------ Supplied records

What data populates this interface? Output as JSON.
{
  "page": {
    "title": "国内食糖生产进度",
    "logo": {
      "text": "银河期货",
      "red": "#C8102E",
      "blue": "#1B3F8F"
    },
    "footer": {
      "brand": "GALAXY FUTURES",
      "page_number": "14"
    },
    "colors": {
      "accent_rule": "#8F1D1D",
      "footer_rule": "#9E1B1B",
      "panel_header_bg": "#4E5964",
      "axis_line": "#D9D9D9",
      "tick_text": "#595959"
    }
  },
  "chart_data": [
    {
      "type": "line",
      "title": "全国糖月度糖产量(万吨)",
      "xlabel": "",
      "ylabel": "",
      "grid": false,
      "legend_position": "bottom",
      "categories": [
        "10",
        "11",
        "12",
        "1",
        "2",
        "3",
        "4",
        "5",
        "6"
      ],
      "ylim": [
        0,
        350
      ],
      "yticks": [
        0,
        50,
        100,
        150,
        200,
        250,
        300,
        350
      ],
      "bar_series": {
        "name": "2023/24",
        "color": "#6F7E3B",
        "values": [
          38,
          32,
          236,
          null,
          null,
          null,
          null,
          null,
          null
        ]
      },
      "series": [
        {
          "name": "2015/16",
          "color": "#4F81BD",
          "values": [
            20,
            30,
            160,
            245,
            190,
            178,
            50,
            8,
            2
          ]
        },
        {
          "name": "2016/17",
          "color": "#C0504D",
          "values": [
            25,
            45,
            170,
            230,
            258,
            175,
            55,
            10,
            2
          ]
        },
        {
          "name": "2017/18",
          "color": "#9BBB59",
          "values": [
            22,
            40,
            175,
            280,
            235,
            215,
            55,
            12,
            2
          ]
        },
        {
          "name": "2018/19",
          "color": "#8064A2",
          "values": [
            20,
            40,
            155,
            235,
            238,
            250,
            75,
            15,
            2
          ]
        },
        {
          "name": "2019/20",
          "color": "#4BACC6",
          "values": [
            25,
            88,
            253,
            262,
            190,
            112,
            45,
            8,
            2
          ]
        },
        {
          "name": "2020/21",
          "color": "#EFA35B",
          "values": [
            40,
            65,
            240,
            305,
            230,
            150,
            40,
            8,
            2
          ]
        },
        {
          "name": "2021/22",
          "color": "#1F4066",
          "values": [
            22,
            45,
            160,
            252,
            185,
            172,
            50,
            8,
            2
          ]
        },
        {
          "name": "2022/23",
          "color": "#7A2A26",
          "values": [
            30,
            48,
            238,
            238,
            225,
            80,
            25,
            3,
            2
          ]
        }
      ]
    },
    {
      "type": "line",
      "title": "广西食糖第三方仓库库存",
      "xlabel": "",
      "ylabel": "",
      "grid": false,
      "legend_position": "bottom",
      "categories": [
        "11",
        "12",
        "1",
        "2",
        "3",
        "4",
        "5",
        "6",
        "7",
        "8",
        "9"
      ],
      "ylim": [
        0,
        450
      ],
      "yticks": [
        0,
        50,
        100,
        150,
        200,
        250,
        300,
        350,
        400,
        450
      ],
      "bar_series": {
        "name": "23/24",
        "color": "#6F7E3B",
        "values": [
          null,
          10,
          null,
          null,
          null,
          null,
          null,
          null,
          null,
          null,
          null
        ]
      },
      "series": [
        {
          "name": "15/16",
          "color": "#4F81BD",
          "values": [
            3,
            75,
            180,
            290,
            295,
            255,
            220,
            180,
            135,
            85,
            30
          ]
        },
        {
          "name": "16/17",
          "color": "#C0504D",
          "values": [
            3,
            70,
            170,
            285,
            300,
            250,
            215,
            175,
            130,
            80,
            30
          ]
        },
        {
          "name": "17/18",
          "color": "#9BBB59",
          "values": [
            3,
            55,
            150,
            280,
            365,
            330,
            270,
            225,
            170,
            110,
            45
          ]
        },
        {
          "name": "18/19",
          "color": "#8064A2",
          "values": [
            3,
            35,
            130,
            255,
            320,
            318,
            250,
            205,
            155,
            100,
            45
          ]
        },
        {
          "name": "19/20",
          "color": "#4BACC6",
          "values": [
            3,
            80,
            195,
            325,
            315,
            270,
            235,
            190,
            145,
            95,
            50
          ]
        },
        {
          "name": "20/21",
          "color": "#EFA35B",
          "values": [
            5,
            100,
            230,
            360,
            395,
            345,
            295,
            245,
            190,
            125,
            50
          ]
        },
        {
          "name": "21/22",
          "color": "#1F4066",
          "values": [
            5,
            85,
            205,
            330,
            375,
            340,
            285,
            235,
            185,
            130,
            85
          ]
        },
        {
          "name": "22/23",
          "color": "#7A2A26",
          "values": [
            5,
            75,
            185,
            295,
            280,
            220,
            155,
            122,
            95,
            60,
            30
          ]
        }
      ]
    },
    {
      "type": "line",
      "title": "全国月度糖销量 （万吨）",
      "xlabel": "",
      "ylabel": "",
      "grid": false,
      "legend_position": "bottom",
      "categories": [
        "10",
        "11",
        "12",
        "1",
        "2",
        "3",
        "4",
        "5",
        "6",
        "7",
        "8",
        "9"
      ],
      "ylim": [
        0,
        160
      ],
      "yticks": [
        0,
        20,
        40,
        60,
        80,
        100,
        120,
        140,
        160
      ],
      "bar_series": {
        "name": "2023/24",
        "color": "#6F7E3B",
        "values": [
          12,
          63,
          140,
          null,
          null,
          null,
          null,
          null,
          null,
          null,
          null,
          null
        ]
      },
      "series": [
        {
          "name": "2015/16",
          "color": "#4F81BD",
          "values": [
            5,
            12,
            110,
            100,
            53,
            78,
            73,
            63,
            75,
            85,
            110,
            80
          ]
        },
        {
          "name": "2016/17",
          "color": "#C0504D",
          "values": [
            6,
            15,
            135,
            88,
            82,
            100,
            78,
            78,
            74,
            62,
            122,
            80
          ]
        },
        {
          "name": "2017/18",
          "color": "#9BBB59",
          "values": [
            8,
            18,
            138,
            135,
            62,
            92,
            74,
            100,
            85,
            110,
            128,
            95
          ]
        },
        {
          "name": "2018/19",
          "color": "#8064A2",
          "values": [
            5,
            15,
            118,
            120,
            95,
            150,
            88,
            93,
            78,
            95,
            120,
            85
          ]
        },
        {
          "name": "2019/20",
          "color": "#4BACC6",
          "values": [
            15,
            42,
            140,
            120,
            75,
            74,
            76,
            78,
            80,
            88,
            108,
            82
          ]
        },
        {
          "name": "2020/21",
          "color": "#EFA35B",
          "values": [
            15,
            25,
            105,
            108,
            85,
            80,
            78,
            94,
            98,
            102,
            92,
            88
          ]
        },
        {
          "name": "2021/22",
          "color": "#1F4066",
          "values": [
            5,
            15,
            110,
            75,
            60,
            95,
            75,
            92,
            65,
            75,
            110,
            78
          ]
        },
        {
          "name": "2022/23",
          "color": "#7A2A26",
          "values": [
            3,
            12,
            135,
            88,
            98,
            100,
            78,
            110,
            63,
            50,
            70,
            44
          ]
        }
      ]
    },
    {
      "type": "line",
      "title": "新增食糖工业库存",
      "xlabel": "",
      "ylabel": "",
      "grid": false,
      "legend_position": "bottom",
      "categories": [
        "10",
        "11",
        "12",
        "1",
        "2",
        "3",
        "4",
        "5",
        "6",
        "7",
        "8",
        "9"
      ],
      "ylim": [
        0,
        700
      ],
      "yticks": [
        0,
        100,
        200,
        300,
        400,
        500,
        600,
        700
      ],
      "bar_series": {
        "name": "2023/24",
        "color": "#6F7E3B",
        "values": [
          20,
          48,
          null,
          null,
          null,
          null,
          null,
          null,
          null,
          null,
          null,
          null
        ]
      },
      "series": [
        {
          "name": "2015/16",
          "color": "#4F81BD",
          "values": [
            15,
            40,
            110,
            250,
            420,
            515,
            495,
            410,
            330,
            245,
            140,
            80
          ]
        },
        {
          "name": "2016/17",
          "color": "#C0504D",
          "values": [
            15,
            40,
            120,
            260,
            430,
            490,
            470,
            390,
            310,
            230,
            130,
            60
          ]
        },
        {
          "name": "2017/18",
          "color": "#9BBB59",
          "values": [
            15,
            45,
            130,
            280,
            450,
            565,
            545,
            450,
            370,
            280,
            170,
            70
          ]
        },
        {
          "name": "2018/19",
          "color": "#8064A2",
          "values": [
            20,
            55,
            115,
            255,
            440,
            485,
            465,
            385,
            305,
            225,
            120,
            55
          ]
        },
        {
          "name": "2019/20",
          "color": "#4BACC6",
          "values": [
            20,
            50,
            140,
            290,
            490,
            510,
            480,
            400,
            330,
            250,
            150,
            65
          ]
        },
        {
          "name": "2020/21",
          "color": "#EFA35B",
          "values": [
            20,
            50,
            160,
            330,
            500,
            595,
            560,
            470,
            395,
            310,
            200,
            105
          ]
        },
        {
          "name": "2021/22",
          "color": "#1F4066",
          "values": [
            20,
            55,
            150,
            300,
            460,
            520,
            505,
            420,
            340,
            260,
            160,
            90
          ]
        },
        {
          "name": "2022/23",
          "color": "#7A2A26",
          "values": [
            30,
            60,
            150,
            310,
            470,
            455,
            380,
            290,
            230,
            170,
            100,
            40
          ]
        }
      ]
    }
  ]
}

------------

▸ **Stated problem**
Find every line with the word "title" and state how many there are, with no other words.

▸ **Answer to the exercise**
5